== RECORDS FOR THIS EXERCISE ==

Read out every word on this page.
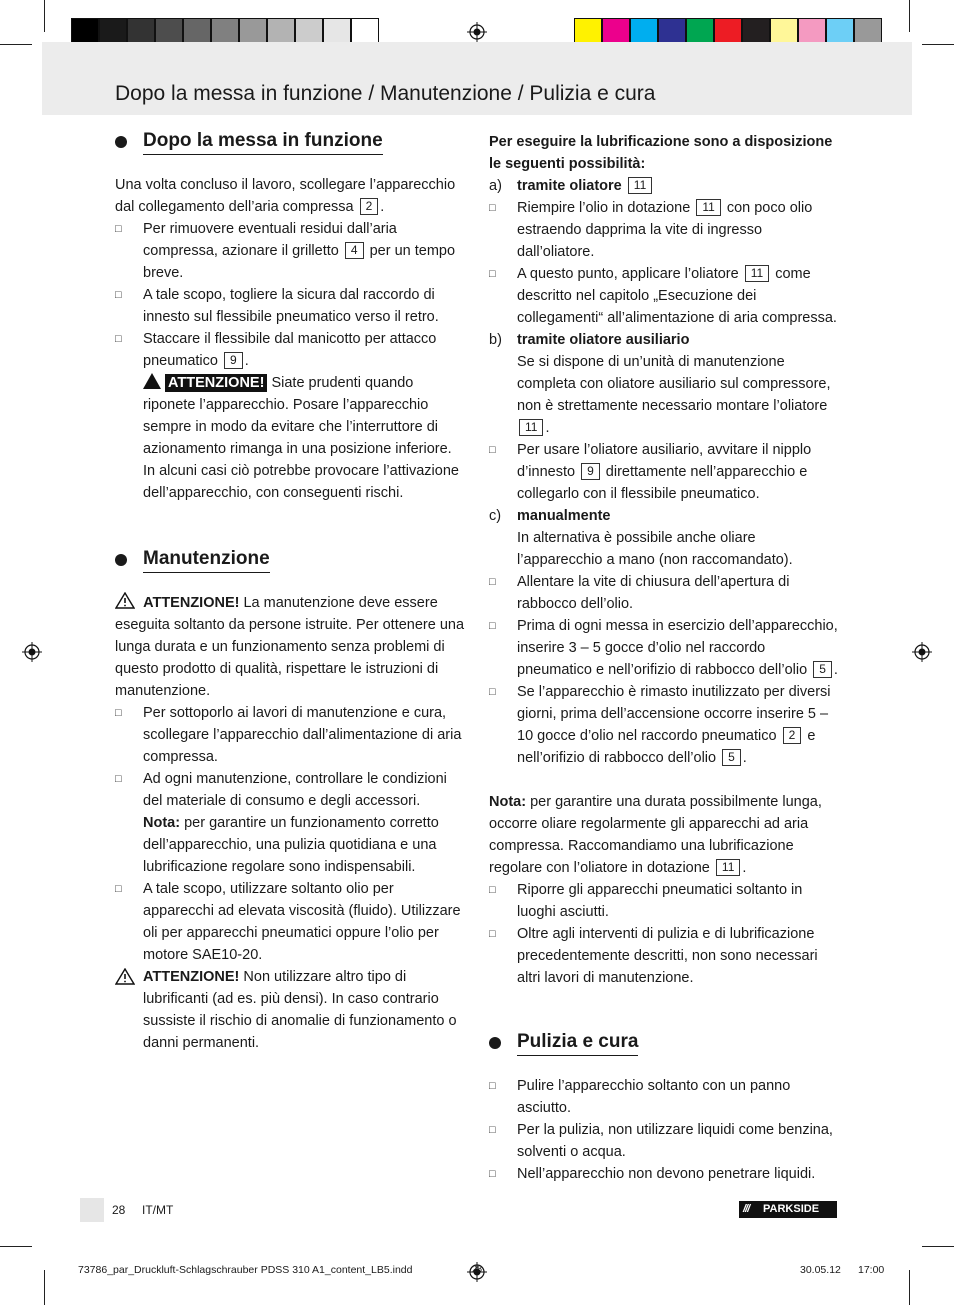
Dopo la messa in funzione / Manutenzione / Pulizia e cura
Dopo la messa in funzione

Una volta concluso il lavoro, scollegare l’apparecchio dal collegamento dell’aria compressa 2 .

□ Per rimuovere eventuali residui dall’aria compressa, azionare il grilletto 4 per un tempo breve.
□ A tale scopo, togliere la sicura dal raccordo di innesto sul flessibile pneumatico verso il retro.
□ Staccare il flessibile dal manicotto per attacco pneumatico 9 .
ATTENZIONE! Siate prudenti quando riponete l’apparecchio. Posare l’apparecchio sempre in modo da evitare che l’interruttore di azionamento rimanga in una posizione inferiore. In alcuni casi ciò potrebbe provocare l’attivazione dell’apparecchio, con conseguenti rischi.
Manutenzione

ATTENZIONE! La manutenzione deve essere eseguita soltanto da persone istruite. Per ottenere una lunga durata e un funzionamento senza problemi di questo prodotto di qualità, rispettare le istruzioni di manutenzione.

□ Per sottoporlo ai lavori di manutenzione e cura, scollegare l’apparecchio dall’alimentazione di aria compressa.
□ Ad ogni manutenzione, controllare le condizioni del materiale di consumo e degli accessori.
Nota: per garantire un funzionamento corretto dell’apparecchio, una pulizia quotidiana e una lubrificazione regolare sono indispensabili.
□ A tale scopo, utilizzare soltanto olio per apparecchi ad elevata viscosità (fluido). Utilizzare oli per apparecchi pneumatici oppure l’olio per motore SAE10-20.
ATTENZIONE! Non utilizzare altro tipo di lubrificanti (ad es. più densi). In caso contrario sussiste il rischio di anomalie di funzionamento o danni permanenti.

Per eseguire la lubrificazione sono a disposizione le seguenti possibilità:

a) tramite oliatore 11
□ Riempire l’olio in dotazione 11 con poco olio estraendo dapprima la vite di ingresso dall’oliatore.
□ A questo punto, applicare l’oliatore 11 come descritto nel capitolo „Esecuzione dei collegamenti“ all’alimentazione di aria compressa.
b) tramite oliatore ausiliario
Se si dispone di un’unità di manutenzione completa con oliatore ausiliario sul compressore, non è strettamente necessario montare l’oliatore 11 .
□ Per usare l’oliatore ausiliario, avvitare il nipplo d’innesto 9 direttamente nell’apparecchio e collegarlo con il flessibile pneumatico.
c) manualmente
In alternativa è possibile anche oliare l’apparecchio a mano (non raccomandato).
□ Allentare la vite di chiusura dell’apertura di rabbocco dell’olio.
□ Prima di ogni messa in esercizio dell’apparecchio, inserire 3 – 5 gocce d’olio nel raccordo pneumatico e nell’orifizio di rabbocco dell’olio 5 .
□ Se l’apparecchio è rimasto inutilizzato per diversi giorni, prima dell’accensione occorre inserire 5 – 10 gocce d’olio nel raccordo pneumatico 2 e nell’orifizio di rabbocco dell’olio 5 .

Nota: per garantire una durata possibilmente lunga, occorre oliare regolarmente gli apparecchi ad aria compressa. Raccomandiamo una lubrificazione regolare con l’oliatore in dotazione 11 .

□ Riporre gli apparecchi pneumatici soltanto in luoghi asciutti.
□ Oltre agli interventi di pulizia e di lubrificazione precedentemente descritti, non sono necessari altri lavori di manutenzione.
Pulizia e cura
□ Pulire l’apparecchio soltanto con un panno asciutto.
□ Per la pulizia, non utilizzare liquidi come benzina, solventi o acqua.
□ Nell’apparecchio non devono penetrare liquidi.
28 IT/MT	/// PARKSIDE
73786_par_Druckluft-Schlagschrauber PDSS 310 A1_content_LB5.indd	28	30.05.12 17:00
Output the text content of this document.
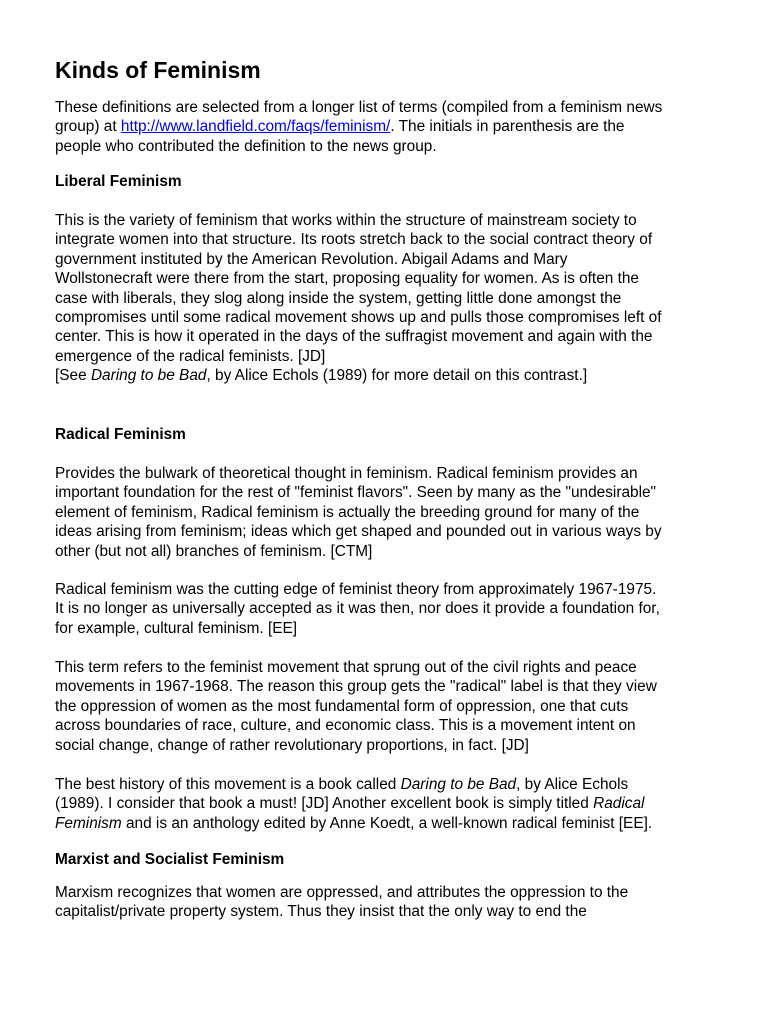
Kinds of Feminism

These definitions are selected from a longer list of terms (compiled from a feminism news
group) at http://www.landfield.com/faqs/feminism/. The initials in parenthesis are the
people who contributed the definition to the news group.

Liberal Feminism

This is the variety of feminism that works within the structure of mainstream society to
integrate women into that structure. Its roots stretch back to the social contract theory of
government instituted by the American Revolution. Abigail Adams and Mary
Wollstonecraft were there from the start, proposing equality for women. As is often the
case with liberals, they slog along inside the system, getting little done amongst the
compromises until some radical movement shows up and pulls those compromises left of
center. This is how it operated in the days of the suffragist movement and again with the
emergence of the radical feminists. [JD]
[See Daring to be Bad, by Alice Echols (1989) for more detail on this contrast.]

Radical Feminism

Provides the bulwark of theoretical thought in feminism. Radical feminism provides an
important foundation for the rest of "feminist flavors". Seen by many as the "undesirable"
element of feminism, Radical feminism is actually the breeding ground for many of the
ideas arising from feminism; ideas which get shaped and pounded out in various ways by
other (but not all) branches of feminism. [CTM]

Radical feminism was the cutting edge of feminist theory from approximately 1967-1975.
It is no longer as universally accepted as it was then, nor does it provide a foundation for,
for example, cultural feminism. [EE]

This term refers to the feminist movement that sprung out of the civil rights and peace
movements in 1967-1968. The reason this group gets the "radical" label is that they view
the oppression of women as the most fundamental form of oppression, one that cuts
across boundaries of race, culture, and economic class. This is a movement intent on
social change, change of rather revolutionary proportions, in fact. [JD]

The best history of this movement is a book called Daring to be Bad, by Alice Echols
(1989). I consider that book a must! [JD] Another excellent book is simply titled Radical
Feminism and is an anthology edited by Anne Koedt, a well-known radical feminist [EE].

Marxist and Socialist Feminism

Marxism recognizes that women are oppressed, and attributes the oppression to the
capitalist/private property system. Thus they insist that the only way to end the
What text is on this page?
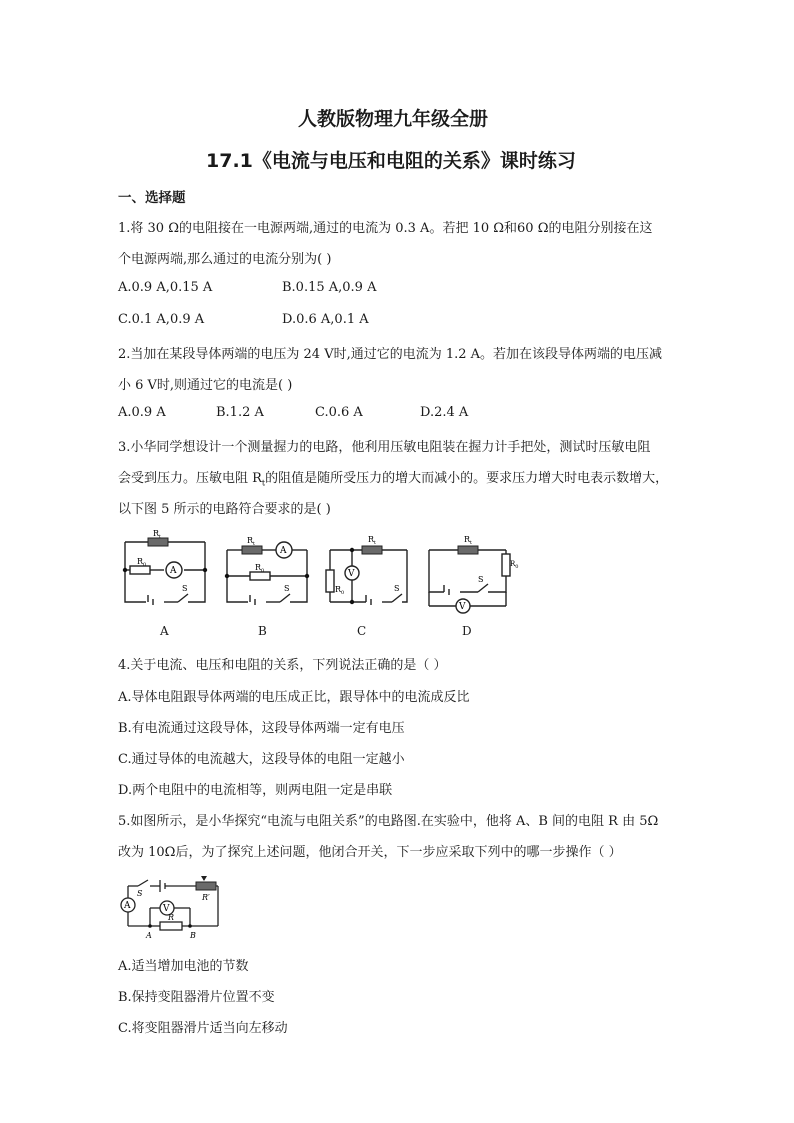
人教版物理九年级全册
17.1《电流与电压和电阻的关系》课时练习
一、选择题
1.将 30 Ω的电阻接在一电源两端,通过的电流为 0.3 A。若把 10 Ω和60 Ω的电阻分别接在这
个电源两端,那么通过的电流分别为( )
A.0.9 A,0.15 A	B.0.15 A,0.9 A
C.0.1 A,0.9 A	D.0.6 A,0.1 A
2.当加在某段导体两端的电压为 24 V时,通过它的电流为 1.2 A。若加在该段导体两端的电压减
小 6 V时,则通过它的电流是( )
A.0.9 A	B.1.2 A	C.0.6 A	D.2.4 A
3.小华同学想设计一个测量握力的电路，他利用压敏电阻装在握力计手把处，测试时压敏电阻
会受到压力。压敏电阻 $R_t$的阻值是随所受压力的增大而减小的。要求压力增大时电表示数增大，
以下图 5 所示的电路符合要求的是( )
$R_t$
$R_0$
A
S
A
$R_t$
$R_0$
A
S
B
$R_t$
$R_0$
V
S
C
$R_t$
$R_0$
V
S
D
4.关于电流、电压和电阻的关系，下列说法正确的是（ ）
A.导体电阻跟导体两端的电压成正比，跟导体中的电流成反比
B.有电流通过这段导体，这段导体两端一定有电压
C.通过导体的电流越大，这段导体的电阻一定越小
D.两个电阻中的电流相等，则两电阻一定是串联
5.如图所示，是小华探究“电流与电阻关系”的电路图.在实验中，他将 A、B 间的电阻 R 由 5Ω
改为 10Ω后，为了探究上述问题，他闭合开关，下一步应采取下列中的哪一步操作（ ）
S	R′
A	V
R
A	B
A.适当增加电池的节数
B.保持变阻器滑片位置不变
C.将变阻器滑片适当向左移动
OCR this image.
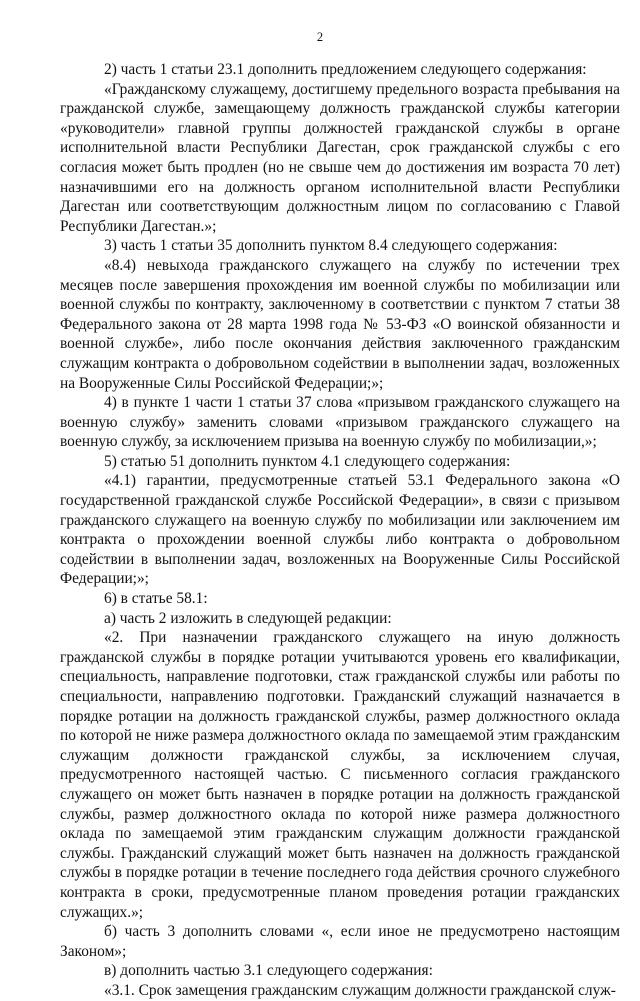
2

2) часть 1 статьи 23.1 дополнить предложением следующего содержания:

«Гражданскому служащему, достигшему предельного возраста пребывания на гражданской службе, замещающему должность гражданской службы категории «руководители» главной группы должностей гражданской службы в органе исполнительной власти Республики Дагестан, срок гражданской службы с его согласия может быть продлен (но не свыше чем до достижения им возраста 70 лет) назначившими его на должность органом исполнительной власти Республики Дагестан или соответствующим должностным лицом по согласованию с Главой Республики Дагестан.»;

3) часть 1 статьи 35 дополнить пунктом 8.4 следующего содержания:

«8.4) невыхода гражданского служащего на службу по истечении трех месяцев после завершения прохождения им военной службы по мобилизации или военной службы по контракту, заключенному в соответствии с пунктом 7 статьи 38 Федерального закона от 28 марта 1998 года № 53-ФЗ «О воинской обязанности и военной службе», либо после окончания действия заключенного гражданским служащим контракта о добровольном содействии в выполнении задач, возложенных на Вооруженные Силы Российской Федерации;»;

4) в пункте 1 части 1 статьи 37 слова «призывом гражданского служащего на военную службу» заменить словами «призывом гражданского служащего на военную службу, за исключением призыва на военную службу по мобилизации,»;

5) статью 51 дополнить пунктом 4.1 следующего содержания:

«4.1) гарантии, предусмотренные статьей 53.1 Федерального закона «О государственной гражданской службе Российской Федерации», в связи с призывом гражданского служащего на военную службу по мобилизации или заключением им контракта о прохождении военной службы либо контракта о добровольном содействии в выполнении задач, возложенных на Вооруженные Силы Российской Федерации;»;

6) в статье 58.1:

а) часть 2 изложить в следующей редакции:

«2. При назначении гражданского служащего на иную должность гражданской службы в порядке ротации учитываются уровень его квалификации, специальность, направление подготовки, стаж гражданской службы или работы по специальности, направлению подготовки. Гражданский служащий назначается в порядке ротации на должность гражданской службы, размер должностного оклада по которой не ниже размера должностного оклада по замещаемой этим гражданским служащим должности гражданской службы, за исключением случая, предусмотренного настоящей частью. С письменного согласия гражданского служащего он может быть назначен в порядке ротации на должность гражданской службы, размер должностного оклада по которой ниже размера должностного оклада по замещаемой этим гражданским служащим должности гражданской службы. Гражданский служащий может быть назначен на должность гражданской службы в порядке ротации в течение последнего года действия срочного служебного контракта в сроки, предусмотренные планом проведения ротации гражданских служащих.»;

б) часть 3 дополнить словами «, если иное не предусмотрено настоящим Законом»;

в) дополнить частью 3.1 следующего содержания:

«3.1. Срок замещения гражданским служащим должности гражданской служ-
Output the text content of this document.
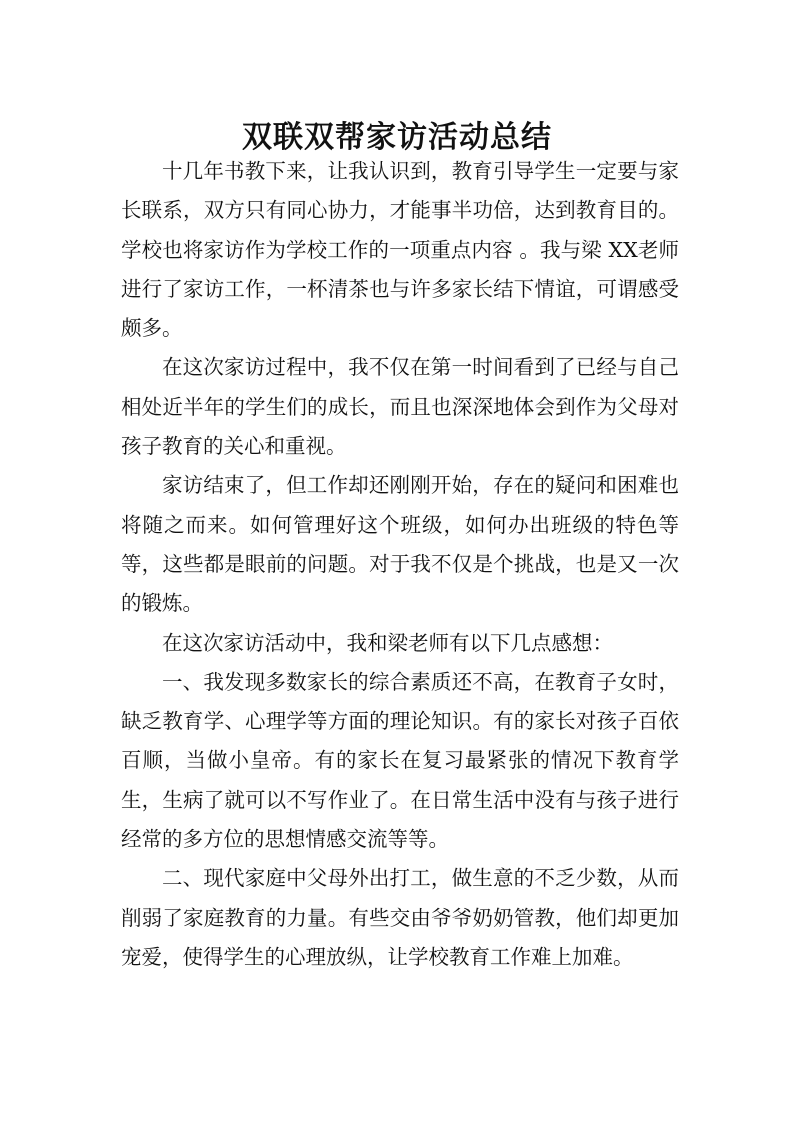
双联双帮家访活动总结

十几年书教下来，让我认识到，教育引导学生一定要与家长联系，双方只有同心协力，才能事半功倍，达到教育目的。学校也将家访作为学校工作的一项重点内容 。我与梁 XX老师进行了家访工作，一杯清茶也与许多家长结下情谊，可谓感受颇多。

在这次家访过程中，我不仅在第一时间看到了已经与自己相处近半年的学生们的成长，而且也深深地体会到作为父母对孩子教育的关心和重视。

家访结束了，但工作却还刚刚开始，存在的疑问和困难也将随之而来。如何管理好这个班级，如何办出班级的特色等等，这些都是眼前的问题。对于我不仅是个挑战，也是又一次的锻炼。

在这次家访活动中，我和梁老师有以下几点感想：

一、我发现多数家长的综合素质还不高，在教育子女时，缺乏教育学、心理学等方面的理论知识。有的家长对孩子百依百顺，当做小皇帝。有的家长在复习最紧张的情况下教育学生，生病了就可以不写作业了。在日常生活中没有与孩子进行经常的多方位的思想情感交流等等。

二、现代家庭中父母外出打工，做生意的不乏少数，从而削弱了家庭教育的力量。有些交由爷爷奶奶管教，他们却更加宠爱，使得学生的心理放纵，让学校教育工作难上加难。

===

▸ **WHAT IS REQUIRED**: Take every line containing the word "news" and copy it.

▸ **IN RESPONSE**:
These definitions are selected from a longer list of terms (compiled from a feminism news
people who contributed the definition to the news group.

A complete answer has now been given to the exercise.